INSTRUCTIONS TO FOLLOW:
List all the lines in these records that hold "JSON".

**** ENTRIES ****

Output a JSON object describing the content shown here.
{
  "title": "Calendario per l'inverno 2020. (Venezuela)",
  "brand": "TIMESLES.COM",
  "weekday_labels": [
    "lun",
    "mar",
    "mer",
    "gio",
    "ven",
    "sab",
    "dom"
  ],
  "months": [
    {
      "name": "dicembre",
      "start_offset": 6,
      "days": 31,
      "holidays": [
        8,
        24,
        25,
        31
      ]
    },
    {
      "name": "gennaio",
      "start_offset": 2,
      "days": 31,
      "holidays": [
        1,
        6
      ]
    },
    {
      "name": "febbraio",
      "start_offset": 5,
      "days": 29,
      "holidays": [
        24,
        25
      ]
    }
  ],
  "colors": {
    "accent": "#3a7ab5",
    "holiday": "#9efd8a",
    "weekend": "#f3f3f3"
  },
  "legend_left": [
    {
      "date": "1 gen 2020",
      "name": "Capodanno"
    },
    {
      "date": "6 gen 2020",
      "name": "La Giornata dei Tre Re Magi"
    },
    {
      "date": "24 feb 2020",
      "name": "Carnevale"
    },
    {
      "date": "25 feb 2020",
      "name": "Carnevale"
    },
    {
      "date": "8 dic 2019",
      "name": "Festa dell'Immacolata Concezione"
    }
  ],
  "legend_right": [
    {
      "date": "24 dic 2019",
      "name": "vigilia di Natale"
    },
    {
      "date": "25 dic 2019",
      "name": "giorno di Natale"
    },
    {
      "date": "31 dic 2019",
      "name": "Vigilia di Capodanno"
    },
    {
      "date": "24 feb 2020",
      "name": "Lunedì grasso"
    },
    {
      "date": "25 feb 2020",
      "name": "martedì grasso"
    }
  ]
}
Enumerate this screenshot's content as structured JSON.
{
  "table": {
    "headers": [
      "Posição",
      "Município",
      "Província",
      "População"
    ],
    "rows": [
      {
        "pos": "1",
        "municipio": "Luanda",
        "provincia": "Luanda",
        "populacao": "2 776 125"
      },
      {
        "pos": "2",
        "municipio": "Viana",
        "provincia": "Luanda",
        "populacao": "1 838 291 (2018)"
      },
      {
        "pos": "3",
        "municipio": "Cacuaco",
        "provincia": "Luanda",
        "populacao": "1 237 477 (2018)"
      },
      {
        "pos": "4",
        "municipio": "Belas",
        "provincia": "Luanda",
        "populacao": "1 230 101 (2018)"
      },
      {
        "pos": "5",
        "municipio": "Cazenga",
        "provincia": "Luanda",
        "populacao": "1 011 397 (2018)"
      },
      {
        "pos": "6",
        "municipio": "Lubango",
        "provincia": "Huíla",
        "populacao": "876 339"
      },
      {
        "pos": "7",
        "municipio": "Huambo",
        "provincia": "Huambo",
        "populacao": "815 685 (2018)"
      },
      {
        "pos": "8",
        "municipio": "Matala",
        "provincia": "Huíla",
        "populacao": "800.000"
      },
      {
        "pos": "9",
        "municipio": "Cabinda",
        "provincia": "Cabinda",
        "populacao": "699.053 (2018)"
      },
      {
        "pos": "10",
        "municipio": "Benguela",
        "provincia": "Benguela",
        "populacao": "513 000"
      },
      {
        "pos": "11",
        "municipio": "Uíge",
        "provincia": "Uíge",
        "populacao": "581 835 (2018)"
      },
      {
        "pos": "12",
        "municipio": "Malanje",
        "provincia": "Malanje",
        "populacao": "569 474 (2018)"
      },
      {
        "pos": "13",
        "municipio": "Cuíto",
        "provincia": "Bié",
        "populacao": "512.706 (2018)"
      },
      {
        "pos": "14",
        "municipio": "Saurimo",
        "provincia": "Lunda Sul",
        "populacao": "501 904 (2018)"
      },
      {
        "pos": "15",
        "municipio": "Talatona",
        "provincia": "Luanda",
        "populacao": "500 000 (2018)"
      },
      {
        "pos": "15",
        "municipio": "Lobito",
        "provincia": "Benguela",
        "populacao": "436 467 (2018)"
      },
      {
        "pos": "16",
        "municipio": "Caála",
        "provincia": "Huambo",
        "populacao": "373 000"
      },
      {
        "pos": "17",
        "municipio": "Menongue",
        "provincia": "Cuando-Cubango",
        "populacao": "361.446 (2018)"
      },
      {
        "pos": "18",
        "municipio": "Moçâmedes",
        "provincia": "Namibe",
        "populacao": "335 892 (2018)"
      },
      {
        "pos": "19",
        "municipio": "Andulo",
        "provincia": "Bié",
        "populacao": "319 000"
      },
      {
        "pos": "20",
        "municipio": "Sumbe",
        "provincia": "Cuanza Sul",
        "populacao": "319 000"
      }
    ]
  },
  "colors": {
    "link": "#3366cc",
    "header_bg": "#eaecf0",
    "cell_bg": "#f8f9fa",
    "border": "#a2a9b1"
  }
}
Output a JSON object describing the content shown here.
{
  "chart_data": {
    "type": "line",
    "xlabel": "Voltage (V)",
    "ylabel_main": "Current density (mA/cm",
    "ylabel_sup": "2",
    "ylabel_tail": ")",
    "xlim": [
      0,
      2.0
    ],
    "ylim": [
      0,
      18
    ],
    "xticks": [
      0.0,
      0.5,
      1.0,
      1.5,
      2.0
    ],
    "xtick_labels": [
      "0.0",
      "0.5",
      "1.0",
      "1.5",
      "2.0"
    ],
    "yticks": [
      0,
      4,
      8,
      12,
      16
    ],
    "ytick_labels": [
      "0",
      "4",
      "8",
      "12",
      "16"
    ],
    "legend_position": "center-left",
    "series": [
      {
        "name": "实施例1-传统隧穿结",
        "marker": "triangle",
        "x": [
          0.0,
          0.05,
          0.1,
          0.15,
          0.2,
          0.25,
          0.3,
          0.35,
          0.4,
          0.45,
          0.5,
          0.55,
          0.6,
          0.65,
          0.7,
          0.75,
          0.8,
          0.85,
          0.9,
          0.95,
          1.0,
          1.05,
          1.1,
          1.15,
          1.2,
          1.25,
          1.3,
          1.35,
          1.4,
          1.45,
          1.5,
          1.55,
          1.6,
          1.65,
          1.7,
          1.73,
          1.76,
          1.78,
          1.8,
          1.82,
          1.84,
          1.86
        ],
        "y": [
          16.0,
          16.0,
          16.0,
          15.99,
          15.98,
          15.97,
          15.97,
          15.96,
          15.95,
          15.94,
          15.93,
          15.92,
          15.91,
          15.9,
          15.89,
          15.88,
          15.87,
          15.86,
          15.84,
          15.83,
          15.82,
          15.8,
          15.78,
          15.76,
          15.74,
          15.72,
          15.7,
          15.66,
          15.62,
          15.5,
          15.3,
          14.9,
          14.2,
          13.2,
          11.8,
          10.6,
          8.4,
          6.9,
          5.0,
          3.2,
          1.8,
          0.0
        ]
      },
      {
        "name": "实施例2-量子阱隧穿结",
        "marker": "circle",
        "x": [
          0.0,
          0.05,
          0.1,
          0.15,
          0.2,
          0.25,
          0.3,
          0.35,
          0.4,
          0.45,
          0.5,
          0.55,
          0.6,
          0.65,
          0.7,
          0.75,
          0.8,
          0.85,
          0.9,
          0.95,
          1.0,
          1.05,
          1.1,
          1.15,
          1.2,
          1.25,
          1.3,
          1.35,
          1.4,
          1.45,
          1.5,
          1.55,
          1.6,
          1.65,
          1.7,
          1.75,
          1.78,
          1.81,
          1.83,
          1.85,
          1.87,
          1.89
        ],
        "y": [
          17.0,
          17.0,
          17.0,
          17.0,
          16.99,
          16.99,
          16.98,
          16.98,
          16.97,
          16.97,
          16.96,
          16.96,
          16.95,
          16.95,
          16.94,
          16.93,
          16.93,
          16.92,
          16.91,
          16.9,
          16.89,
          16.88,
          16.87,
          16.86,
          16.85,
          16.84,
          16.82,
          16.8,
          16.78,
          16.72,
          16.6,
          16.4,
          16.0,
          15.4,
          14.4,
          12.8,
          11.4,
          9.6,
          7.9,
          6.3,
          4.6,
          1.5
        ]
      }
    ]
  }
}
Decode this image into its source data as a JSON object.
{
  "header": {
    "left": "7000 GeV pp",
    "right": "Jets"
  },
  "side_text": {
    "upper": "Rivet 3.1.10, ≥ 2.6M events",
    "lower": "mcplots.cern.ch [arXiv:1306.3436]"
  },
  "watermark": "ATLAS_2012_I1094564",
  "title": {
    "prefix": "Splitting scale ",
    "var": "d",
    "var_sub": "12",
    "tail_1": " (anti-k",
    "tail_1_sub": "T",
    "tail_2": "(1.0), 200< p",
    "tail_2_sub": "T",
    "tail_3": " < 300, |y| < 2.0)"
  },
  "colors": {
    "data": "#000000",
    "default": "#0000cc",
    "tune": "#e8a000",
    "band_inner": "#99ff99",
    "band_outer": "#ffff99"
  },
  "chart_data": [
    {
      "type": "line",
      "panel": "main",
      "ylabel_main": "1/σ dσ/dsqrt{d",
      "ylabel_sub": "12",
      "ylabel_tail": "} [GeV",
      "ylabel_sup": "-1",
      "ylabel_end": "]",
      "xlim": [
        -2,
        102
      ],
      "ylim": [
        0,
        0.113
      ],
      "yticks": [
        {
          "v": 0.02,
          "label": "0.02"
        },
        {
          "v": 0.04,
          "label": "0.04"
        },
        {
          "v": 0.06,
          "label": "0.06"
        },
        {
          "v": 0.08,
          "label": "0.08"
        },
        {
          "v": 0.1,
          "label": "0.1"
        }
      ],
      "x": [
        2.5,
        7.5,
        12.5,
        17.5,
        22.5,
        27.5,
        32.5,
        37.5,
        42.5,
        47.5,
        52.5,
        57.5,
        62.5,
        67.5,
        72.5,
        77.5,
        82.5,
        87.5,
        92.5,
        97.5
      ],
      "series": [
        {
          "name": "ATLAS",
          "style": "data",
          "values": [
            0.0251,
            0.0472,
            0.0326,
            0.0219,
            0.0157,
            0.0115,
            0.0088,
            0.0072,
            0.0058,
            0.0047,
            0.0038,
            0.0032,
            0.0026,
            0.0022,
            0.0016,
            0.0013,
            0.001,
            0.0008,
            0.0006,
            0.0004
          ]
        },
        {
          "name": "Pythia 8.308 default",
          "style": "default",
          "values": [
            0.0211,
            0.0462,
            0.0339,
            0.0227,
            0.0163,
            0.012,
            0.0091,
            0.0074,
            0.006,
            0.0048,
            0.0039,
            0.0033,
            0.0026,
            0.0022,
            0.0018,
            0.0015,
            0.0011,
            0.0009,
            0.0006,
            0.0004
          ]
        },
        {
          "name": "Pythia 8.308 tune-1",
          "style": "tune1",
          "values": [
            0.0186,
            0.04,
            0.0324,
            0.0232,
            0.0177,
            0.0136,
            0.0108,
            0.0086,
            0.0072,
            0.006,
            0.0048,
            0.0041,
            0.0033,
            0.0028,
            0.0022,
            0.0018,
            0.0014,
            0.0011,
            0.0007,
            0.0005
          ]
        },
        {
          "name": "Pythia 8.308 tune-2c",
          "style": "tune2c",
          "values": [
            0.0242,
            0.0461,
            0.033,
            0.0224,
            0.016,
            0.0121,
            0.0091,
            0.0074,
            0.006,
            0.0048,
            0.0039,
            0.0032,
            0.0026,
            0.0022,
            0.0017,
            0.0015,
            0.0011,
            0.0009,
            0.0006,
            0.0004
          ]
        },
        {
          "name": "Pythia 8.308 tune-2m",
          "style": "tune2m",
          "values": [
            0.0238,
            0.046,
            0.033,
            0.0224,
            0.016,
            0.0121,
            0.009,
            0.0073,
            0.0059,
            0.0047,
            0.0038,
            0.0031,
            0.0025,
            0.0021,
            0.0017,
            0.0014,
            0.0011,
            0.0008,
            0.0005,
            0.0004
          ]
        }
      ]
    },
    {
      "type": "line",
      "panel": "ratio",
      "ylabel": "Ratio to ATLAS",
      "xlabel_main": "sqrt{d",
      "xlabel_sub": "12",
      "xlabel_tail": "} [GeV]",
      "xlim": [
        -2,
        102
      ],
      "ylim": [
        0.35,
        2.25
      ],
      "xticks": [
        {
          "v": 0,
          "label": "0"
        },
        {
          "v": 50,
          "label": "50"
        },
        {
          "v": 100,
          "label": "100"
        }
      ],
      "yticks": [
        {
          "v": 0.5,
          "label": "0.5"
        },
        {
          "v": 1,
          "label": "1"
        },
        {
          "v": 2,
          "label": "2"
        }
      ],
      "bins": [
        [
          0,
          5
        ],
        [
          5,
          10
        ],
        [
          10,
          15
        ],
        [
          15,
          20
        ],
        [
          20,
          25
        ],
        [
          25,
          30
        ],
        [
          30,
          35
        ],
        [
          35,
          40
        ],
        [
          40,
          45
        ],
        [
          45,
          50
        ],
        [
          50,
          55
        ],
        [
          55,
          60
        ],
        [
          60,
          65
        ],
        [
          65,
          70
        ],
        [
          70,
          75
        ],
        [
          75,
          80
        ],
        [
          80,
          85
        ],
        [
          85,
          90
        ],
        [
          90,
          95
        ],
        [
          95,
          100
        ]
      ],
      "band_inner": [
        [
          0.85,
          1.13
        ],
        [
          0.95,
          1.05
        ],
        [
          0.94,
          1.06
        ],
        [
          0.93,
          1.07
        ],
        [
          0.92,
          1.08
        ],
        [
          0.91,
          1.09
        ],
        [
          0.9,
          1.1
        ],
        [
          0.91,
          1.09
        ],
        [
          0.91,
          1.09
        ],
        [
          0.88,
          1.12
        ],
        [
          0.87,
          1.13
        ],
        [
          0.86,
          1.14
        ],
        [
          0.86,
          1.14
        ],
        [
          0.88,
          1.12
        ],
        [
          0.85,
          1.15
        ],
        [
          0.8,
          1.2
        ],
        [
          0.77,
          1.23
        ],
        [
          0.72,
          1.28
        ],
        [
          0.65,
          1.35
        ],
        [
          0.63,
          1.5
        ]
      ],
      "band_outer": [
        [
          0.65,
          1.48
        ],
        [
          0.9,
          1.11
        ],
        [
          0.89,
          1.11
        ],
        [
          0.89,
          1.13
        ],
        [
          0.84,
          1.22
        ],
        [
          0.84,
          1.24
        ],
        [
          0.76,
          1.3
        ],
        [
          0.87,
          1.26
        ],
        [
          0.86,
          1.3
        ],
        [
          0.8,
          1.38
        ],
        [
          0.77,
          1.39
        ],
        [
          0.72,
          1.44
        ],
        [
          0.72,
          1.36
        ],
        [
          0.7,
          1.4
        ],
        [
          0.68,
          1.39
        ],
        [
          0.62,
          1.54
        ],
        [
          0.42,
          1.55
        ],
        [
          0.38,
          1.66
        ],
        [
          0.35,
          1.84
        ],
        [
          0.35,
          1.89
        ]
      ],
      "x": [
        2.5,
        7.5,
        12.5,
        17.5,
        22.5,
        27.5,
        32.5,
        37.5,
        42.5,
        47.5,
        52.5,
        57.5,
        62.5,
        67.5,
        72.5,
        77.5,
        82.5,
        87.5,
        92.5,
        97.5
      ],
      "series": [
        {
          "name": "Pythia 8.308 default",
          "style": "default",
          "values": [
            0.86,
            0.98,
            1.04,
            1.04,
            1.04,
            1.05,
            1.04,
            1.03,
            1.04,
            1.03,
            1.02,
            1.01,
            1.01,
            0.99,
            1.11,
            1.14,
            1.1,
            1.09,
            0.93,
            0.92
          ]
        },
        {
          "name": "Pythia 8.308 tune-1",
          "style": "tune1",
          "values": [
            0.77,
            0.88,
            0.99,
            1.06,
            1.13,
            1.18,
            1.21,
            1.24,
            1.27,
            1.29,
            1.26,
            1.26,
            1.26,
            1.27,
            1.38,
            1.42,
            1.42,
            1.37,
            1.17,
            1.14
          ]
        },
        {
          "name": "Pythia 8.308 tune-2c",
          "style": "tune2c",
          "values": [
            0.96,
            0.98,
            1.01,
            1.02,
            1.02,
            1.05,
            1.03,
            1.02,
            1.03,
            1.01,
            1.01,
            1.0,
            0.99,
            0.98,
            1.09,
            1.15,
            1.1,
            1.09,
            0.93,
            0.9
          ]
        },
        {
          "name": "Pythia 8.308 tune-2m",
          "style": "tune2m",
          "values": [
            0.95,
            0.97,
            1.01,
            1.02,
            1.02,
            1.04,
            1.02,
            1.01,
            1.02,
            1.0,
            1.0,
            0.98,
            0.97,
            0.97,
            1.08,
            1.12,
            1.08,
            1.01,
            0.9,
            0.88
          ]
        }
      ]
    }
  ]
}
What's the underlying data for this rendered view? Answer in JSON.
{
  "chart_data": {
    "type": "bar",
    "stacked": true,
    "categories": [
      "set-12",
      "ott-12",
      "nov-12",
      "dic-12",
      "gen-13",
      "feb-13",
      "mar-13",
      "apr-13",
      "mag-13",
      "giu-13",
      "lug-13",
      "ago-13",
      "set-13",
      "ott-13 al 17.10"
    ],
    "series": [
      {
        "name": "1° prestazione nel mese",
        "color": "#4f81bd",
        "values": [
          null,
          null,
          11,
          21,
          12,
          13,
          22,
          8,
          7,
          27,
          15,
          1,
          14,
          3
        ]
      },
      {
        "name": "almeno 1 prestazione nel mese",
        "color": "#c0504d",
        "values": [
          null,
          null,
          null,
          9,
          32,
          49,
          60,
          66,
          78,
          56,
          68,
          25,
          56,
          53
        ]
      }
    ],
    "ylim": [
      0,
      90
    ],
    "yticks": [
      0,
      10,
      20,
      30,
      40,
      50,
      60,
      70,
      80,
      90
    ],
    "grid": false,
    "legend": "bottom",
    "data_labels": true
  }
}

****

ANSWER TO THE EXERCISE:
Output a JSON object describing the content shown here.
Enumerate this screenshot's content as structured JSON.
Output a JSON object describing the content shown here.
Decode this image into its source data as a JSON object.
What's the underlying data for this rendered view? Answer in JSON.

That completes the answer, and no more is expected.